- [INSTRUCTION] Among the entries that follow, tally the lines with the string "label". Give no more than the number.

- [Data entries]

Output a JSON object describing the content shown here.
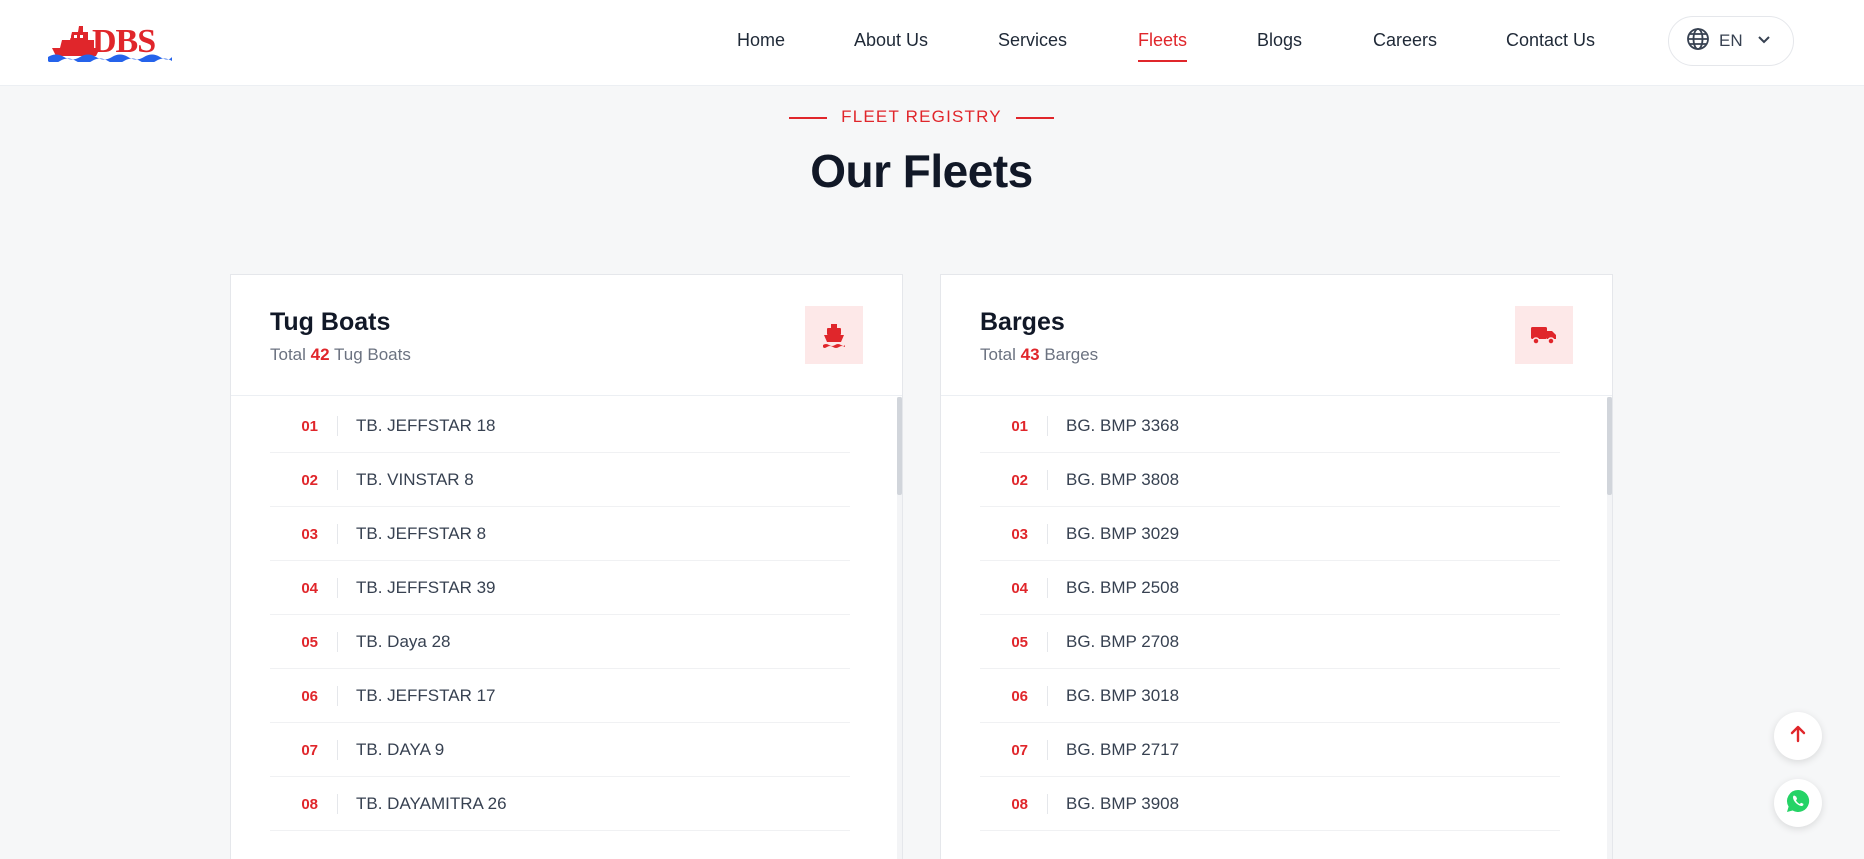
{
  "brand": {
    "logo_text": "DBS",
    "accent": "#e0262b"
  },
  "nav": {
    "items": [
      {
        "label": "Home",
        "active": false
      },
      {
        "label": "About Us",
        "active": false
      },
      {
        "label": "Services",
        "active": false
      },
      {
        "label": "Fleets",
        "active": true
      },
      {
        "label": "Blogs",
        "active": false
      },
      {
        "label": "Careers",
        "active": false
      },
      {
        "label": "Contact Us",
        "active": false
      }
    ],
    "language": {
      "icon": "globe-icon",
      "label": "EN",
      "chevron": "chevron-down-icon"
    }
  },
  "section": {
    "eyebrow": "FLEET REGISTRY",
    "title": "Our Fleets"
  },
  "tugboats": {
    "title": "Tug Boats",
    "total_prefix": "Total",
    "total": "42",
    "total_suffix": "Tug Boats",
    "icon": "ship-icon",
    "items": [
      {
        "num": "01",
        "name": "TB. JEFFSTAR 18"
      },
      {
        "num": "02",
        "name": "TB. VINSTAR 8"
      },
      {
        "num": "03",
        "name": "TB. JEFFSTAR 8"
      },
      {
        "num": "04",
        "name": "TB. JEFFSTAR 39"
      },
      {
        "num": "05",
        "name": "TB. Daya 28"
      },
      {
        "num": "06",
        "name": "TB. JEFFSTAR 17"
      },
      {
        "num": "07",
        "name": "TB. DAYA 9"
      },
      {
        "num": "08",
        "name": "TB. DAYAMITRA 26"
      }
    ]
  },
  "barges": {
    "title": "Barges",
    "total_prefix": "Total",
    "total": "43",
    "total_suffix": "Barges",
    "icon": "truck-icon",
    "items": [
      {
        "num": "01",
        "name": "BG. BMP 3368"
      },
      {
        "num": "02",
        "name": "BG. BMP 3808"
      },
      {
        "num": "03",
        "name": "BG. BMP 3029"
      },
      {
        "num": "04",
        "name": "BG. BMP 2508"
      },
      {
        "num": "05",
        "name": "BG. BMP 2708"
      },
      {
        "num": "06",
        "name": "BG. BMP 3018"
      },
      {
        "num": "07",
        "name": "BG. BMP 2717"
      },
      {
        "num": "08",
        "name": "BG. BMP 3908"
      }
    ]
  },
  "floating": {
    "scroll_top_icon": "arrow-up-icon",
    "whatsapp_icon": "whatsapp-icon"
  }
}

- [ANSWER TO THE EXERCISE] 8